» TASK PROMPT
Locate the word "Moderately" in the data below, then copy every line that holds it.

» SUPPLIED MATERIAL
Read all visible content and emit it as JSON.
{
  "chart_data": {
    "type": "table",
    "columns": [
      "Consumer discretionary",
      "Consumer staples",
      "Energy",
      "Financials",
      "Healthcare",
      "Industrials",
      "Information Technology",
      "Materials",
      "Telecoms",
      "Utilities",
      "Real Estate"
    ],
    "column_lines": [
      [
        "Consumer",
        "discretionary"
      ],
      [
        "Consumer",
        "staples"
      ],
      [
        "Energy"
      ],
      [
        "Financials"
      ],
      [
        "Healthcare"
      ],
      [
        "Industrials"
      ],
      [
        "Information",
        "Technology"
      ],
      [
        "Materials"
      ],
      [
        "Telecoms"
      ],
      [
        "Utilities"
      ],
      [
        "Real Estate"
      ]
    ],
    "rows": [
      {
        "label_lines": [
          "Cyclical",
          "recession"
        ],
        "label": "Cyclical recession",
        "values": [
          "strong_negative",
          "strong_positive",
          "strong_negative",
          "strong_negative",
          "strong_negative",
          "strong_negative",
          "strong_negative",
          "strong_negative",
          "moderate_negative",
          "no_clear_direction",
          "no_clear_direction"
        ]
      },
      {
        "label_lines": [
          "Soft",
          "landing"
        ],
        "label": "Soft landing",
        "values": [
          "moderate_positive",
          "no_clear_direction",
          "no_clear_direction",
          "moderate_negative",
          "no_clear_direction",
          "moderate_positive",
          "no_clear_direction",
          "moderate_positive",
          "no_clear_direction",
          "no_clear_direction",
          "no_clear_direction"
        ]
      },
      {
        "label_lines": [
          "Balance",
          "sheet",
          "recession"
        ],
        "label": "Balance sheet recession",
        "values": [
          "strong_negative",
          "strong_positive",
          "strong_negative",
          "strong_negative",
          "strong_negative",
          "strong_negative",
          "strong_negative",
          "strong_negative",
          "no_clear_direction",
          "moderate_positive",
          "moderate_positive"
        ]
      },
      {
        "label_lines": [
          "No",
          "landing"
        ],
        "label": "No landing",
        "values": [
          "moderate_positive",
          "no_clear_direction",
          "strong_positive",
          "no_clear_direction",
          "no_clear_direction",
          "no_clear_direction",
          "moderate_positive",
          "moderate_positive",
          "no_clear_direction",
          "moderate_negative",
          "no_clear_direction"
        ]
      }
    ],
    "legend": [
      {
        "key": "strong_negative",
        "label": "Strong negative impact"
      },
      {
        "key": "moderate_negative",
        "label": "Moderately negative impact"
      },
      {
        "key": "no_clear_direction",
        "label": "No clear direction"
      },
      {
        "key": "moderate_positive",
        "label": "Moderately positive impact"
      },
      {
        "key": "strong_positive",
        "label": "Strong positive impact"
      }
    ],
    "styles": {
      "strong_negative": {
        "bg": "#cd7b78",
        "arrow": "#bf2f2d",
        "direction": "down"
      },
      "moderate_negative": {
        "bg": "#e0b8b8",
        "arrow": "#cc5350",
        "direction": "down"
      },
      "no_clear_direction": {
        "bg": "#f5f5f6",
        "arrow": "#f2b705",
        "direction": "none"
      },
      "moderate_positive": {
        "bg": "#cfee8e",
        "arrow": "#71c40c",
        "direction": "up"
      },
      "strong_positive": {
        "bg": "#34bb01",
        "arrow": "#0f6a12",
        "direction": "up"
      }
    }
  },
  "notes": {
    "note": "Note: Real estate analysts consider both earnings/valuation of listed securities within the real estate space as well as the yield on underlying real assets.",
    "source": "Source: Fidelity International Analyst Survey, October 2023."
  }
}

» TASK OUTPUT
        "label": "Moderately negative impact"
        "label": "Moderately positive impact"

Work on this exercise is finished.